TASK INSTRUCTIONS: Only lines with the string "refresh" matter here; gather them from the material below.

MATERIAL FOR THIS EXERCISE:
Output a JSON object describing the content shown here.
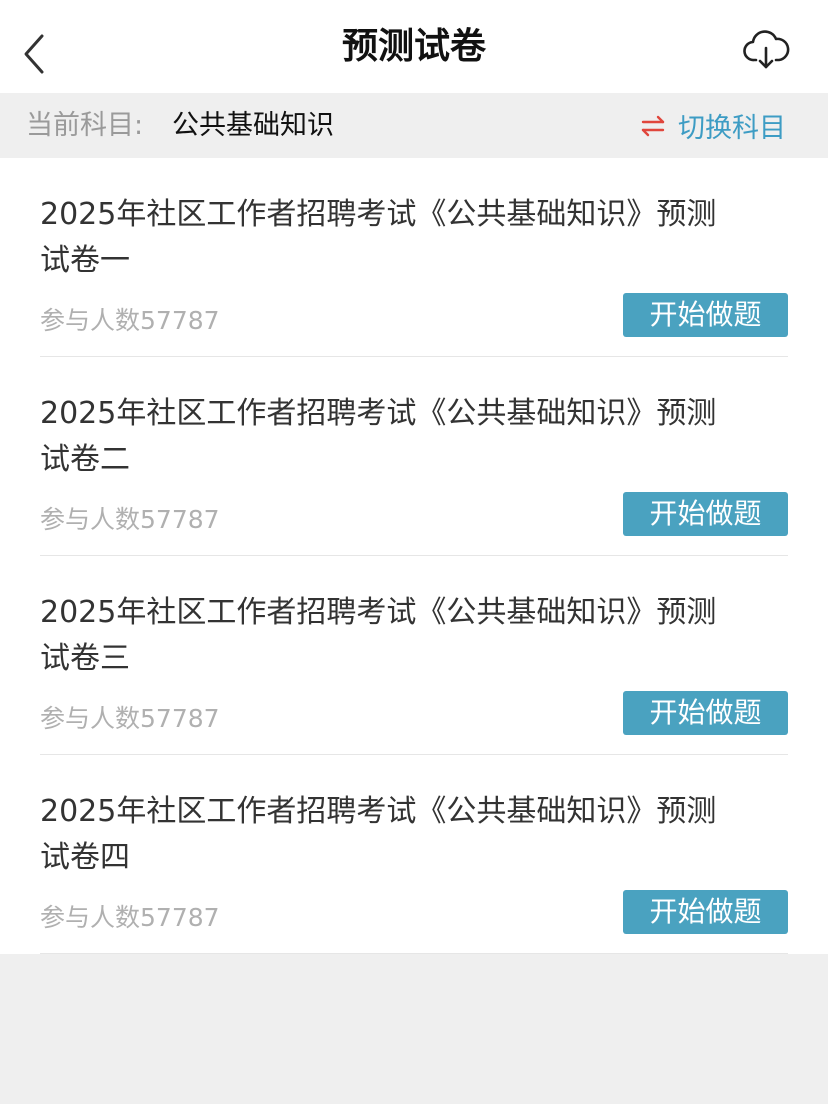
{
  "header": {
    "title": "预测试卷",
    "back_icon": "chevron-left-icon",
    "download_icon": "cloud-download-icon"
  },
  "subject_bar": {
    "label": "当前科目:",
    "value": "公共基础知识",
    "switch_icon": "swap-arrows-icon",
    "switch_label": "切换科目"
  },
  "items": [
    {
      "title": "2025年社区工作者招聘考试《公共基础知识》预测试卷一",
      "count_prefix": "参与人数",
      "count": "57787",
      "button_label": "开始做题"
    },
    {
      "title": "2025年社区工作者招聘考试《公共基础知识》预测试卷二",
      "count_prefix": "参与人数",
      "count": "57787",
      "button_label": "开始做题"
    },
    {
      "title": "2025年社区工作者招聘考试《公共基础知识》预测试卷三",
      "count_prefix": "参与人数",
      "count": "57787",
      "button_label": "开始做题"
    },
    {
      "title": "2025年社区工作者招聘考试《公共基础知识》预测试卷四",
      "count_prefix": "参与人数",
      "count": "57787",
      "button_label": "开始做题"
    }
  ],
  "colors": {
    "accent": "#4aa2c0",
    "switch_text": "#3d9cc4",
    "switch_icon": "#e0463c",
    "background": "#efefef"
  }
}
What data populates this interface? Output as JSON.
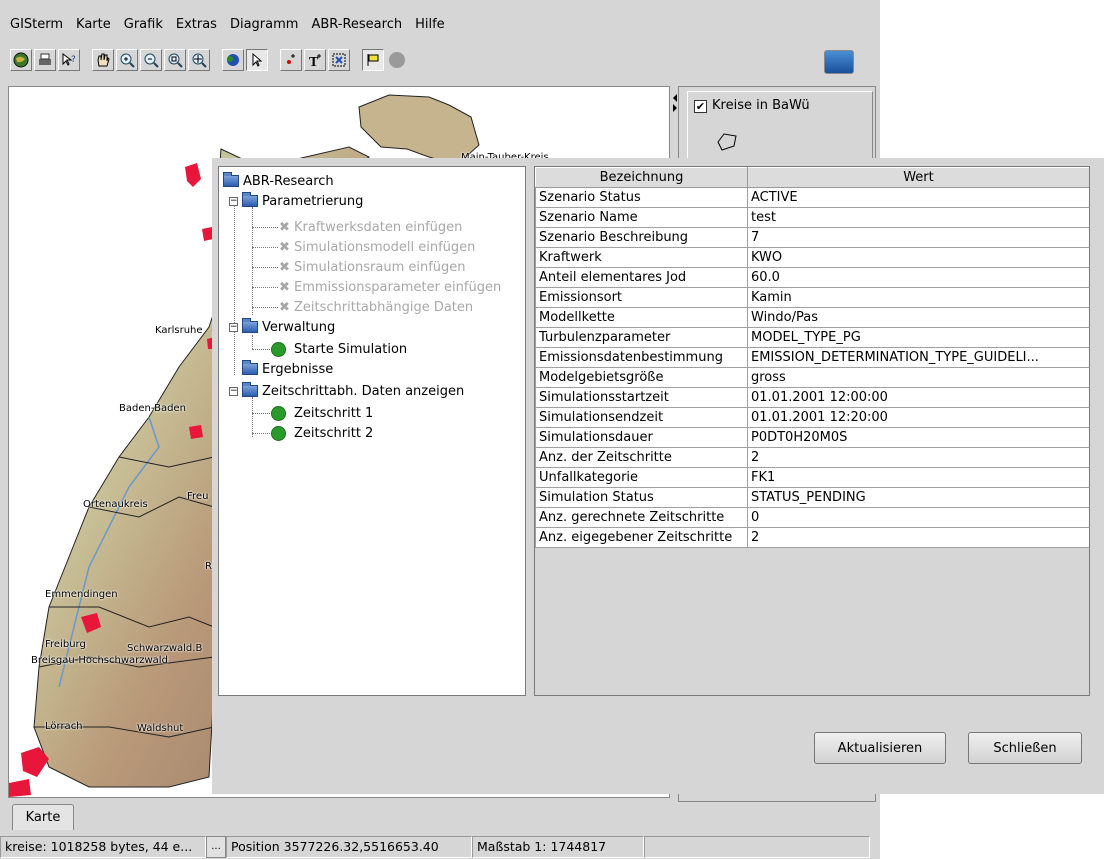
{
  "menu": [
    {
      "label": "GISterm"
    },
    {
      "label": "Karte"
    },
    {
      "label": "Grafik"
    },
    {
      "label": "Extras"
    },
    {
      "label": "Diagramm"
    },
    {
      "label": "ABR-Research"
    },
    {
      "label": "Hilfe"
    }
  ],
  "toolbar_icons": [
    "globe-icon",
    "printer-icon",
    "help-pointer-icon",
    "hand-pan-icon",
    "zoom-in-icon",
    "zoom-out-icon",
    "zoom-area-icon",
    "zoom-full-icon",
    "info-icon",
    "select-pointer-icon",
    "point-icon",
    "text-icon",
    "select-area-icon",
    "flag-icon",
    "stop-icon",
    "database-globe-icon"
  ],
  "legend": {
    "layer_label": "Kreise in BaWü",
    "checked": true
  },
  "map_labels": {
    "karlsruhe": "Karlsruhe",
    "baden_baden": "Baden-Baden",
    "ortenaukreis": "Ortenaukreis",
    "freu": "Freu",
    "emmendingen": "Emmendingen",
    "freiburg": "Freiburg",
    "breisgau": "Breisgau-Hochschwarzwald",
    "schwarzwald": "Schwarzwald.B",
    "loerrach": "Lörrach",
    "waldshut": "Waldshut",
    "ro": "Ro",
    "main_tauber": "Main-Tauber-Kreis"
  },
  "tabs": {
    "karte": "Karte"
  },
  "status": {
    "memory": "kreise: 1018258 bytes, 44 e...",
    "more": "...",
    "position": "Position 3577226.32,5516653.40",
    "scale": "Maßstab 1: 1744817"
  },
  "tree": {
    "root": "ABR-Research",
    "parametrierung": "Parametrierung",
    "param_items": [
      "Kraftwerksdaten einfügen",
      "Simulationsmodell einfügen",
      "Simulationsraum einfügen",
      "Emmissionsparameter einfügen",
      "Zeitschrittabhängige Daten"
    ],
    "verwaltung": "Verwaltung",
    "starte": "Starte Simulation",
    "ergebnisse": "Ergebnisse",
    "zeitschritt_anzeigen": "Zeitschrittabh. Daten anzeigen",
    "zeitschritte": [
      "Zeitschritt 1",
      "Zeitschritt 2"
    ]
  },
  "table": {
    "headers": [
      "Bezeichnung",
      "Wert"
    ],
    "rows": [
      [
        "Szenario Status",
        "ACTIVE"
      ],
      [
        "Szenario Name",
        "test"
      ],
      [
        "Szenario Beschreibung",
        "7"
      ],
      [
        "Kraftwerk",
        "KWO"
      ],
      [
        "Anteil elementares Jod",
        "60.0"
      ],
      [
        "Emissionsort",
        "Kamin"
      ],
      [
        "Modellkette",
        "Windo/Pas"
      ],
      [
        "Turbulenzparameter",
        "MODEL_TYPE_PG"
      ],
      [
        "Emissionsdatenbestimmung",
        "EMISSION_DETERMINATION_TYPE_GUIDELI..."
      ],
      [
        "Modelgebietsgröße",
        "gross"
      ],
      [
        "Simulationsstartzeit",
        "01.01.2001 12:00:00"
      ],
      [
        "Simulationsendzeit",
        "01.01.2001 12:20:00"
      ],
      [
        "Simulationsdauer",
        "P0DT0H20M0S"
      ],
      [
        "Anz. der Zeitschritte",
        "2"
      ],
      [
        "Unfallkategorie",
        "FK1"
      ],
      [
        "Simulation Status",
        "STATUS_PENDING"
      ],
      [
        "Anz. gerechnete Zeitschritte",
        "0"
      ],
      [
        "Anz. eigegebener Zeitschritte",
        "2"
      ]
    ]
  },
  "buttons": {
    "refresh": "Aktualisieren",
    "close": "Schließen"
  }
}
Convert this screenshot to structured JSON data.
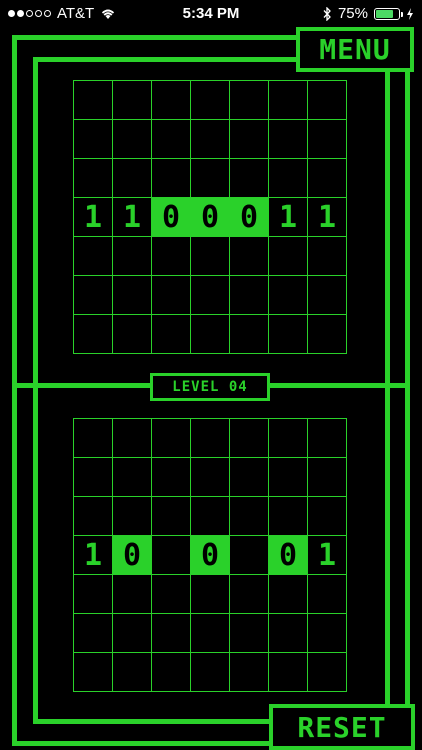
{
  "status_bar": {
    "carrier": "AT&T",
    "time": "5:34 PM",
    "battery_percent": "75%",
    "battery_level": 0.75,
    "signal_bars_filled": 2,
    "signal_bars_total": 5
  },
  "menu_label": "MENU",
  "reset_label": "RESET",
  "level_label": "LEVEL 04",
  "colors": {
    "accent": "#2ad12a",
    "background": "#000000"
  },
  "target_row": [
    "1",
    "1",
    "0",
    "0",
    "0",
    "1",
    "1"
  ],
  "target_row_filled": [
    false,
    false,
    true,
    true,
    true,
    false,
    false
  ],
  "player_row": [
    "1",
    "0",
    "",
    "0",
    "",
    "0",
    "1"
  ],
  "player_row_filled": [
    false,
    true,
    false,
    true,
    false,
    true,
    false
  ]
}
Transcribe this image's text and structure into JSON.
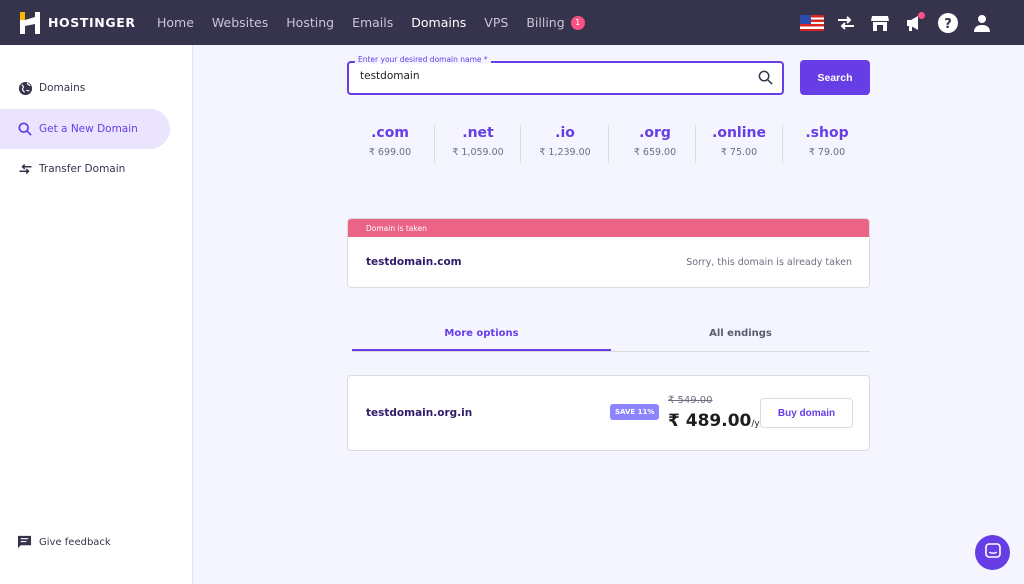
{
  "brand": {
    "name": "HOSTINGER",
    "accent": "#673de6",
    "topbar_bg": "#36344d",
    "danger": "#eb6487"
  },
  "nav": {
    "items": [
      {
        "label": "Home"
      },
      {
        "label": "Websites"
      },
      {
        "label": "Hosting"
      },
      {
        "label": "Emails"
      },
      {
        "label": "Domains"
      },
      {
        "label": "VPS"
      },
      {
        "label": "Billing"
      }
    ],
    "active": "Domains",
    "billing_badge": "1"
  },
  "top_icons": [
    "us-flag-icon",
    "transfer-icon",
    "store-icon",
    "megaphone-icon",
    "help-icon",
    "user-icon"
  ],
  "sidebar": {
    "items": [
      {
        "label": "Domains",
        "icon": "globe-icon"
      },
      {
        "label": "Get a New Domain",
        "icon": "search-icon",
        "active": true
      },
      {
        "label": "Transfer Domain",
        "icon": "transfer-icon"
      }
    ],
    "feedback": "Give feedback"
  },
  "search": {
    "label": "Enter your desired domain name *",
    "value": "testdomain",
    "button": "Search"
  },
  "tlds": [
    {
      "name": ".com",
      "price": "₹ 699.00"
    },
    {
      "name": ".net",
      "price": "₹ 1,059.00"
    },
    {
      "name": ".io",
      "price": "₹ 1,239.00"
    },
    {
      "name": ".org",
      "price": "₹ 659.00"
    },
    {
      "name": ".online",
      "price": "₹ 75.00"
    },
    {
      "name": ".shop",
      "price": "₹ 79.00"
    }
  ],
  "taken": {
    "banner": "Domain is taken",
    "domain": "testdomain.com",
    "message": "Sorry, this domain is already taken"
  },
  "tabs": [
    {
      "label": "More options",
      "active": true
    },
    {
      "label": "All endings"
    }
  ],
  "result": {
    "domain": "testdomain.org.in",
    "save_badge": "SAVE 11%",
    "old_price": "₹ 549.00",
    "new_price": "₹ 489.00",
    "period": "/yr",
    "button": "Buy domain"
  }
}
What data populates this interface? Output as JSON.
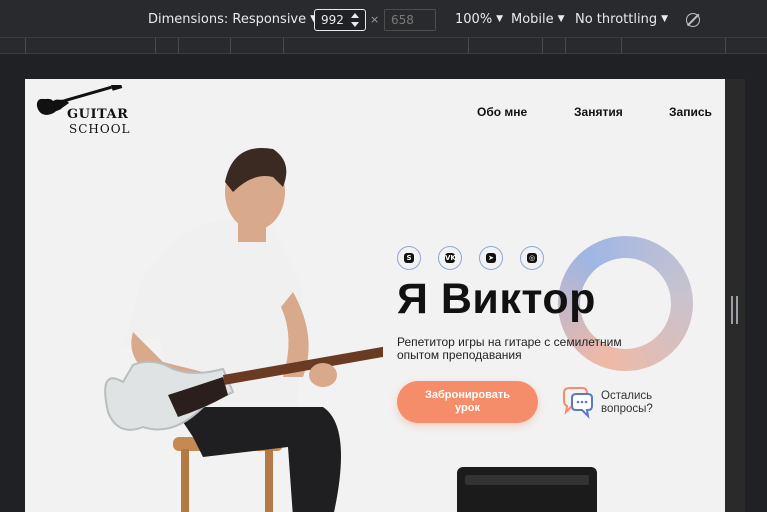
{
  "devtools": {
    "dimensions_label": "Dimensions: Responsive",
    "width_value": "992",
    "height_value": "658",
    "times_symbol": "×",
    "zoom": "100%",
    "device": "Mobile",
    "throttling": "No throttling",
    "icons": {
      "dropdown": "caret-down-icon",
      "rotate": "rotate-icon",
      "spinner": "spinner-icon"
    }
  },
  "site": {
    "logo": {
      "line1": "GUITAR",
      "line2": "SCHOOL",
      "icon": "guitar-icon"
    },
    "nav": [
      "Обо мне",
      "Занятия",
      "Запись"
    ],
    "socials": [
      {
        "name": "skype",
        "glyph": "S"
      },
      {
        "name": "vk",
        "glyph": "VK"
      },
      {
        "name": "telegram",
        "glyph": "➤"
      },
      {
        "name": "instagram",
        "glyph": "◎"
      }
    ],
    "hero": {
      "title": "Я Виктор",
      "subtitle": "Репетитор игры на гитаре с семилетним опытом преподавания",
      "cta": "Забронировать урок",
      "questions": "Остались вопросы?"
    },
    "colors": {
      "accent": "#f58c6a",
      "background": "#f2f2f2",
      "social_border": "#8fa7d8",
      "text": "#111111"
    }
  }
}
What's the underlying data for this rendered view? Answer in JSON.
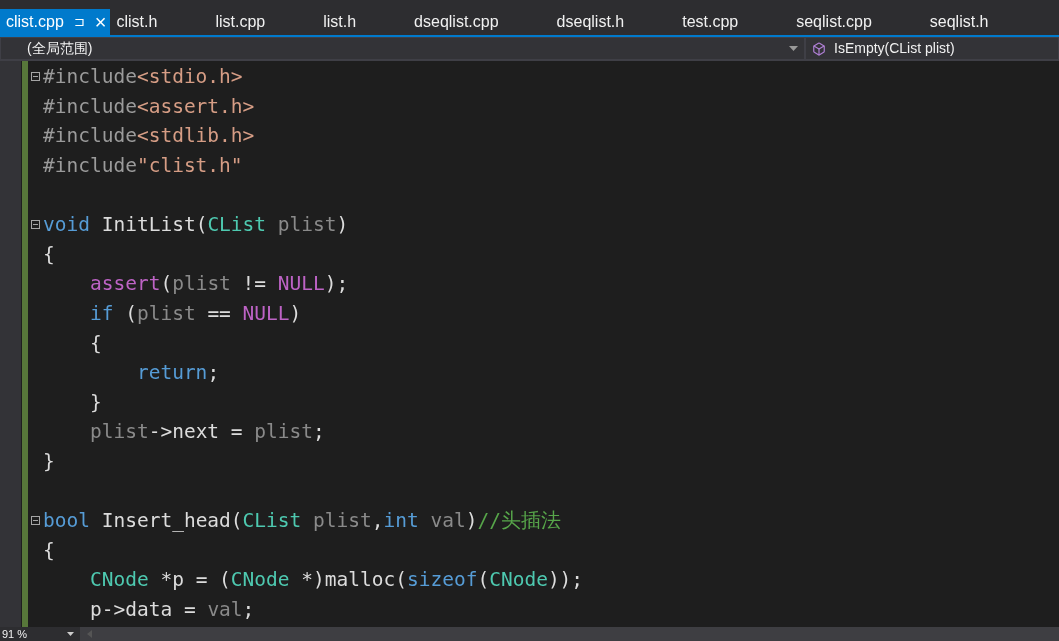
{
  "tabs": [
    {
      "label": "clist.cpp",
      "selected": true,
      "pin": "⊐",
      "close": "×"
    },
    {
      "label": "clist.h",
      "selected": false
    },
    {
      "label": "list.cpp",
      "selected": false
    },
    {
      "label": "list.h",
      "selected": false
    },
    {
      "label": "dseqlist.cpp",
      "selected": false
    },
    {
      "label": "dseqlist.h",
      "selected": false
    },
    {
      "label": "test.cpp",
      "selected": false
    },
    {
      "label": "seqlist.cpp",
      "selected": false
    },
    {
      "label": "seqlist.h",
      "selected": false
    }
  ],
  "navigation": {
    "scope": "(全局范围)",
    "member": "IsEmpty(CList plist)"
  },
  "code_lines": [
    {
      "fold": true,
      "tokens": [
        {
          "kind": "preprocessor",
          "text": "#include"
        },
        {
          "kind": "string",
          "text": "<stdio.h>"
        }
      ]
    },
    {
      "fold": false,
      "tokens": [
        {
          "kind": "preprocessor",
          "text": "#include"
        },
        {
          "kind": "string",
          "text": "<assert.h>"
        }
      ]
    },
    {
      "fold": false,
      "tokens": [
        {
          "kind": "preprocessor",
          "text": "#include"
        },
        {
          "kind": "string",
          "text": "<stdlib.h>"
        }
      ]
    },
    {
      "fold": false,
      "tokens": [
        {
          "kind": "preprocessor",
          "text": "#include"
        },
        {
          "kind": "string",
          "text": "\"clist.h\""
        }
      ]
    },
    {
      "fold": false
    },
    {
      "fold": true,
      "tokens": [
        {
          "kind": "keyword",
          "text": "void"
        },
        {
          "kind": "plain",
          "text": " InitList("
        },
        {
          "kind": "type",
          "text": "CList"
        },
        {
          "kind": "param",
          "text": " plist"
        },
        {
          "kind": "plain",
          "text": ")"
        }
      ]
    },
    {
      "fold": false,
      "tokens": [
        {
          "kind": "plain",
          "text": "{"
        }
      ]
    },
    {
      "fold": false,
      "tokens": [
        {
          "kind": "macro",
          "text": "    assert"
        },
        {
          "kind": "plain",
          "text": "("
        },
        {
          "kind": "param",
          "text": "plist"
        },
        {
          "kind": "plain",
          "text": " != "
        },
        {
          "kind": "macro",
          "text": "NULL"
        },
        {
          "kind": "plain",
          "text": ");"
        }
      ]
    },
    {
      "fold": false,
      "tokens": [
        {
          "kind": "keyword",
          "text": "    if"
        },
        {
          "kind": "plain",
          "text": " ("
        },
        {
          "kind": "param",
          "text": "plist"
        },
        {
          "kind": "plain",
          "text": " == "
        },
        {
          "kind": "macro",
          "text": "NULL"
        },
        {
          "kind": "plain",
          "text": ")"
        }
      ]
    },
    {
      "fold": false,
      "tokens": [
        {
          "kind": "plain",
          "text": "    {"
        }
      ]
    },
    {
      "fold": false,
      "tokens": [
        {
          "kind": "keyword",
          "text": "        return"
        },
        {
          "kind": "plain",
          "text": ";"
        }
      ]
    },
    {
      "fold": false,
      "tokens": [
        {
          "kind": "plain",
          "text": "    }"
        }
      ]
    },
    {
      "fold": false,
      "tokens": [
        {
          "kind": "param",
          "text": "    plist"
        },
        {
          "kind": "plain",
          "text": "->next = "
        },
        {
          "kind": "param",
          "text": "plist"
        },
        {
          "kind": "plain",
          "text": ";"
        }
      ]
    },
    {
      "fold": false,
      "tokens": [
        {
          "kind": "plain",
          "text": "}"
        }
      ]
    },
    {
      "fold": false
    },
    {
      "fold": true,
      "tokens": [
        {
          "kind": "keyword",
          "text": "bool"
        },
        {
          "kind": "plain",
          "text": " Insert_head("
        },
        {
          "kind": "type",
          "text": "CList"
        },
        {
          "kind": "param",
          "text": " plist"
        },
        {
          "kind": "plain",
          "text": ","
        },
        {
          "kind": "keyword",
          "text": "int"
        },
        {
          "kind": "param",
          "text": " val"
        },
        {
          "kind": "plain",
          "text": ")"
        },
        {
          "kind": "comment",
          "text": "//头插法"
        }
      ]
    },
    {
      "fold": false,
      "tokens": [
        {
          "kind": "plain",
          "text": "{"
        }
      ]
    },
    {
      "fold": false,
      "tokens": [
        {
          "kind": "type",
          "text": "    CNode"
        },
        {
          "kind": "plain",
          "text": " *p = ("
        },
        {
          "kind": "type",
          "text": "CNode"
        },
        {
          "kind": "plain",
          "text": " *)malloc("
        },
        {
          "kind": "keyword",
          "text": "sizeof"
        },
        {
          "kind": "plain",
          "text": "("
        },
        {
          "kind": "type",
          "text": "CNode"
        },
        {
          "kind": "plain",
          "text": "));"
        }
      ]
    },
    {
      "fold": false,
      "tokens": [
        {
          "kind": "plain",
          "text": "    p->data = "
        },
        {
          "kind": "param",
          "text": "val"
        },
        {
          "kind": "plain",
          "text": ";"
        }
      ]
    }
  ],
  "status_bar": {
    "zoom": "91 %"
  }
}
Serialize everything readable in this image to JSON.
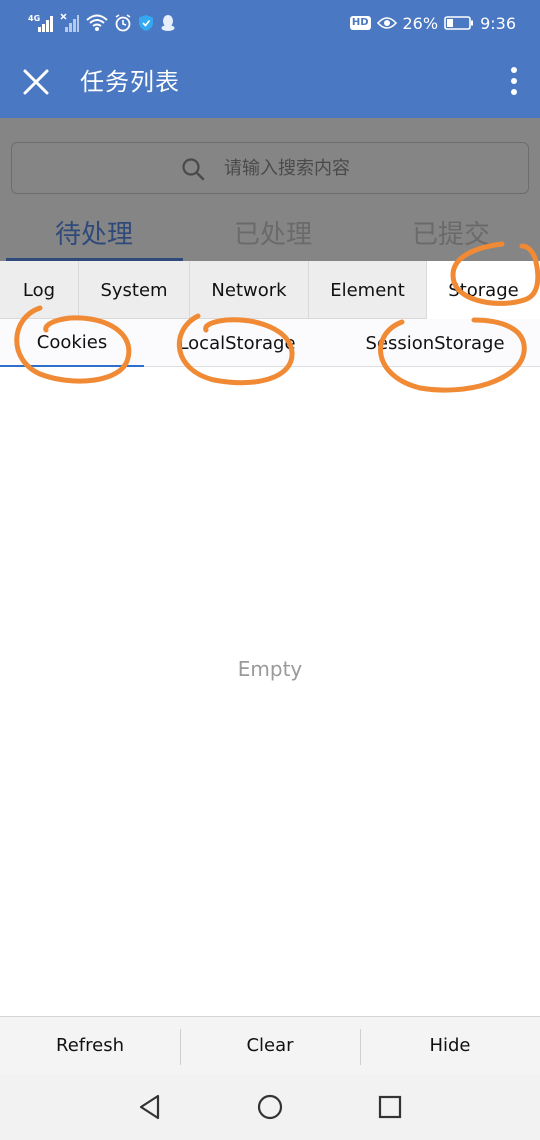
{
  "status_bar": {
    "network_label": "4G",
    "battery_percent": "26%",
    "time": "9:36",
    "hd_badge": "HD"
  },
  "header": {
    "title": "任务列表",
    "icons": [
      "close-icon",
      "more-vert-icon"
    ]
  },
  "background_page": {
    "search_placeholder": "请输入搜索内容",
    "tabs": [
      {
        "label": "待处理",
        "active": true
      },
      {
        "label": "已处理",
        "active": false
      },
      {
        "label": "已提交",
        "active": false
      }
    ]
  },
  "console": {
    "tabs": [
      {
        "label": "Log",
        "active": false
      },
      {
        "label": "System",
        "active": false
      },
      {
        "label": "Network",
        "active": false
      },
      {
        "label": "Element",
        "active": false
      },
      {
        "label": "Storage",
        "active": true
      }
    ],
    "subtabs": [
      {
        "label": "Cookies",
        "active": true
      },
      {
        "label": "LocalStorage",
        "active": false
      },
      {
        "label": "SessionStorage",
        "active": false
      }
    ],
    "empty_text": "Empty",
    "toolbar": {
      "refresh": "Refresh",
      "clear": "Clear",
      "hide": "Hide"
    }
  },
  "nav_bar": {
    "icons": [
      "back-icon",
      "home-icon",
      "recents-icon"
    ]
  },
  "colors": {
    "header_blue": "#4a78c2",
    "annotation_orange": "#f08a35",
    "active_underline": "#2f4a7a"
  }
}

OUTPUT:
    "refresh": "Aktualisieren",
      "refresh": "Refresh",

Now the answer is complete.